◆ **YOUR GOAL**
Exactly as they appear, copy the lines of the listing from the one containing "Type out the text in this image." through the final line, both included, and nothing else.

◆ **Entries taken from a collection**
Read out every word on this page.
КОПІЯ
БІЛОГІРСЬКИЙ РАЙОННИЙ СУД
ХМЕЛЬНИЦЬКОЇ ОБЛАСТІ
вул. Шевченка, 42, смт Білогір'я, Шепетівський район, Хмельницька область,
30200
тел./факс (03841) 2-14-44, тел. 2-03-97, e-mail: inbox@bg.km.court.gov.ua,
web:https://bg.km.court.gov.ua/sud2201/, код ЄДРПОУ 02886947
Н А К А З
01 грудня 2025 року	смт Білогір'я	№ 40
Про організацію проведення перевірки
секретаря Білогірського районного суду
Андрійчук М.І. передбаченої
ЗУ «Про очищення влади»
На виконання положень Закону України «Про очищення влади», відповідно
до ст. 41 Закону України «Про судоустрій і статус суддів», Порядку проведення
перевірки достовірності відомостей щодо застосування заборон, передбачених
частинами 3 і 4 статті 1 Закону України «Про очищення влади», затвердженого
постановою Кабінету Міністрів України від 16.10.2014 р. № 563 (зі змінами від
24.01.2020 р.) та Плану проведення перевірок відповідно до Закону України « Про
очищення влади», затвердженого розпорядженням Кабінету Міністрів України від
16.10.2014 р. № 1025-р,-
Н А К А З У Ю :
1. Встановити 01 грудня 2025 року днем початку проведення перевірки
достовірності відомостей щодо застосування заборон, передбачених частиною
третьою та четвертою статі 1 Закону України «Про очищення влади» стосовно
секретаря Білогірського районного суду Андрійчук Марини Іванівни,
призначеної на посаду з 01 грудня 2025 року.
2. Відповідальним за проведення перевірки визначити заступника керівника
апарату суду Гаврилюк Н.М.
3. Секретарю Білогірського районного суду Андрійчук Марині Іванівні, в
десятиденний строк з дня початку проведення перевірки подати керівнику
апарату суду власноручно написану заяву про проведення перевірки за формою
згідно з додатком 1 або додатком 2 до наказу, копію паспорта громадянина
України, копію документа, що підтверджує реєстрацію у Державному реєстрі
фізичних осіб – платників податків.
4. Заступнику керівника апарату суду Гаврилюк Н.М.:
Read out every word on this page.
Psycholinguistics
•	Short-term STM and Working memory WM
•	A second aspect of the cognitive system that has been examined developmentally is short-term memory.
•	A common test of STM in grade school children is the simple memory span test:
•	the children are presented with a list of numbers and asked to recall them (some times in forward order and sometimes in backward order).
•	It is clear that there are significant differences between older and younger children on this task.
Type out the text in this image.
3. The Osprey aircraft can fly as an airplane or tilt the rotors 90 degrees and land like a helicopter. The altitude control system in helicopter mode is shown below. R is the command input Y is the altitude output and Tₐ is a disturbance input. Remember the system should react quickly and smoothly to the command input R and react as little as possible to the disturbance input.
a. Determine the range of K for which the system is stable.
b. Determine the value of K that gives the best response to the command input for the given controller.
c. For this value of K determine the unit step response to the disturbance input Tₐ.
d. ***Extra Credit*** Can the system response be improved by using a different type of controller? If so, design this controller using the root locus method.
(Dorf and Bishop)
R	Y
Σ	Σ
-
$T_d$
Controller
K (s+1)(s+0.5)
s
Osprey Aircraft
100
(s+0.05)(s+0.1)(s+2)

◆ **CORRECT ANSWER**
Type out the text in this image.
3. The Osprey aircraft can fly as an airplane or tilt the rotors 90 degrees and land like a helicopter. The altitude control system in helicopter mode is shown below. R is the command input Y is the altitude output and Tₐ is a disturbance input. Remember the system should react quickly and smoothly to the command input R and react as little as possible to the disturbance input.
a. Determine the range of K for which the system is stable.
b. Determine the value of K that gives the best response to the command input for the given controller.
c. For this value of K determine the unit step response to the disturbance input Tₐ.
d. ***Extra Credit*** Can the system response be improved by using a different type of controller? If so, design this controller using the root locus method.
(Dorf and Bishop)
R	Y
Σ	Σ
-
$T_d$
Controller
K (s+1)(s+0.5)
s
Osprey Aircraft
100
(s+0.05)(s+0.1)(s+2)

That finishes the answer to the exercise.